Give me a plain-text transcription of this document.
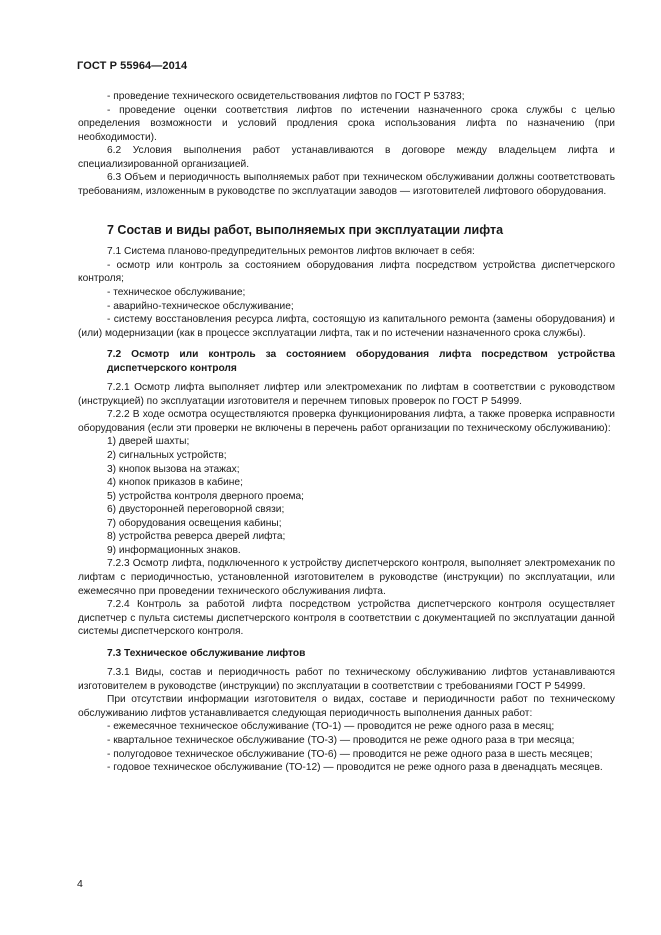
ГОСТ Р 55964—2014

- проведение технического освидетельствования лифтов по ГОСТ Р 53783;

- проведение оценки соответствия лифтов по истечении назначенного срока службы с целью определения возможности и условий продления срока использования лифта по назначению (при необходимости).

6.2 Условия выполнения работ устанавливаются в договоре между владельцем лифта и специализированной организацией.

6.3 Объем и периодичность выполняемых работ при техническом обслуживании должны соответствовать требованиям, изложенным в руководстве по эксплуатации заводов — изготовителей лифтового оборудования.

7 Состав и виды работ, выполняемых при эксплуатации лифта

7.1 Система планово-предупредительных ремонтов лифтов включает в себя:

- осмотр или контроль за состоянием оборудования лифта посредством устройства диспетчерского контроля;

- техническое обслуживание;

- аварийно-техническое обслуживание;

- систему восстановления ресурса лифта, состоящую из капитального ремонта (замены оборудования) и (или) модернизации (как в процессе эксплуатации лифта, так и по истечении назначенного срока службы).

7.2 Осмотр или контроль за состоянием оборудования лифта посредством устройства диспетчерского контроля

7.2.1 Осмотр лифта выполняет лифтер или электромеханик по лифтам в соответствии с руководством (инструкцией) по эксплуатации изготовителя и перечнем типовых проверок по ГОСТ Р 54999.

7.2.2 В ходе осмотра осуществляются проверка функционирования лифта, а также проверка исправности оборудования (если эти проверки не включены в перечень работ организации по техническому обслуживанию):

1) дверей шахты;

2) сигнальных устройств;

3) кнопок вызова на этажах;

4) кнопок приказов в кабине;

5) устройства контроля дверного проема;

6) двусторонней переговорной связи;

7) оборудования освещения кабины;

8) устройства реверса дверей лифта;

9) информационных знаков.

7.2.3 Осмотр лифта, подключенного к устройству диспетчерского контроля, выполняет электромеханик по лифтам с периодичностью, установленной изготовителем в руководстве (инструкции) по эксплуатации, или ежемесячно при проведении технического обслуживания лифта.

7.2.4 Контроль за работой лифта посредством устройства диспетчерского контроля осуществляет диспетчер с пульта системы диспетчерского контроля в соответствии с документацией по эксплуатации данной системы диспетчерского контроля.

7.3 Техническое обслуживание лифтов

7.3.1 Виды, состав и периодичность работ по техническому обслуживанию лифтов устанавливаются изготовителем в руководстве (инструкции) по эксплуатации в соответствии с требованиями ГОСТ Р 54999.

При отсутствии информации изготовителя о видах, составе и периодичности работ по техническому обслуживанию лифтов устанавливается следующая периодичность выполнения данных работ:

- ежемесячное техническое обслуживание (ТО-1) — проводится не реже одного раза в месяц;

- квартальное техническое обслуживание (ТО-3) — проводится не реже одного раза в три месяца;

- полугодовое техническое обслуживание (ТО-6) — проводится не реже одного раза в шесть месяцев;

- годовое техническое обслуживание (ТО-12) — проводится не реже одного раза в двенадцать месяцев.

4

■ SHORT EXERCISE
Nothing but the pictures may be dropped; output the records above exactly.

■ WRITTEN RESPONSE
Give me a plain-text transcription of this document.
ГОСТ Р 55964—2014

- проведение технического освидетельствования лифтов по ГОСТ Р 53783;

- проведение оценки соответствия лифтов по истечении назначенного срока службы с целью определения возможности и условий продления срока использования лифта по назначению (при необходимости).

6.2 Условия выполнения работ устанавливаются в договоре между владельцем лифта и специализированной организацией.

6.3 Объем и периодичность выполняемых работ при техническом обслуживании должны соответствовать требованиям, изложенным в руководстве по эксплуатации заводов — изготовителей лифтового оборудования.

7 Состав и виды работ, выполняемых при эксплуатации лифта

7.1 Система планово-предупредительных ремонтов лифтов включает в себя:

- осмотр или контроль за состоянием оборудования лифта посредством устройства диспетчерского контроля;

- техническое обслуживание;

- аварийно-техническое обслуживание;

- систему восстановления ресурса лифта, состоящую из капитального ремонта (замены оборудования) и (или) модернизации (как в процессе эксплуатации лифта, так и по истечении назначенного срока службы).

7.2 Осмотр или контроль за состоянием оборудования лифта посредством устройства диспетчерского контроля

7.2.1 Осмотр лифта выполняет лифтер или электромеханик по лифтам в соответствии с руководством (инструкцией) по эксплуатации изготовителя и перечнем типовых проверок по ГОСТ Р 54999.

7.2.2 В ходе осмотра осуществляются проверка функционирования лифта, а также проверка исправности оборудования (если эти проверки не включены в перечень работ организации по техническому обслуживанию):

1) дверей шахты;

2) сигнальных устройств;

3) кнопок вызова на этажах;

4) кнопок приказов в кабине;

5) устройства контроля дверного проема;

6) двусторонней переговорной связи;

7) оборудования освещения кабины;

8) устройства реверса дверей лифта;

9) информационных знаков.

7.2.3 Осмотр лифта, подключенного к устройству диспетчерского контроля, выполняет электромеханик по лифтам с периодичностью, установленной изготовителем в руководстве (инструкции) по эксплуатации, или ежемесячно при проведении технического обслуживания лифта.

7.2.4 Контроль за работой лифта посредством устройства диспетчерского контроля осуществляет диспетчер с пульта системы диспетчерского контроля в соответствии с документацией по эксплуатации данной системы диспетчерского контроля.

7.3 Техническое обслуживание лифтов

7.3.1 Виды, состав и периодичность работ по техническому обслуживанию лифтов устанавливаются изготовителем в руководстве (инструкции) по эксплуатации в соответствии с требованиями ГОСТ Р 54999.

При отсутствии информации изготовителя о видах, составе и периодичности работ по техническому обслуживанию лифтов устанавливается следующая периодичность выполнения данных работ:

- ежемесячное техническое обслуживание (ТО-1) — проводится не реже одного раза в месяц;

- квартальное техническое обслуживание (ТО-3) — проводится не реже одного раза в три месяца;

- полугодовое техническое обслуживание (ТО-6) — проводится не реже одного раза в шесть месяцев;

- годовое техническое обслуживание (ТО-12) — проводится не реже одного раза в двенадцать месяцев.

4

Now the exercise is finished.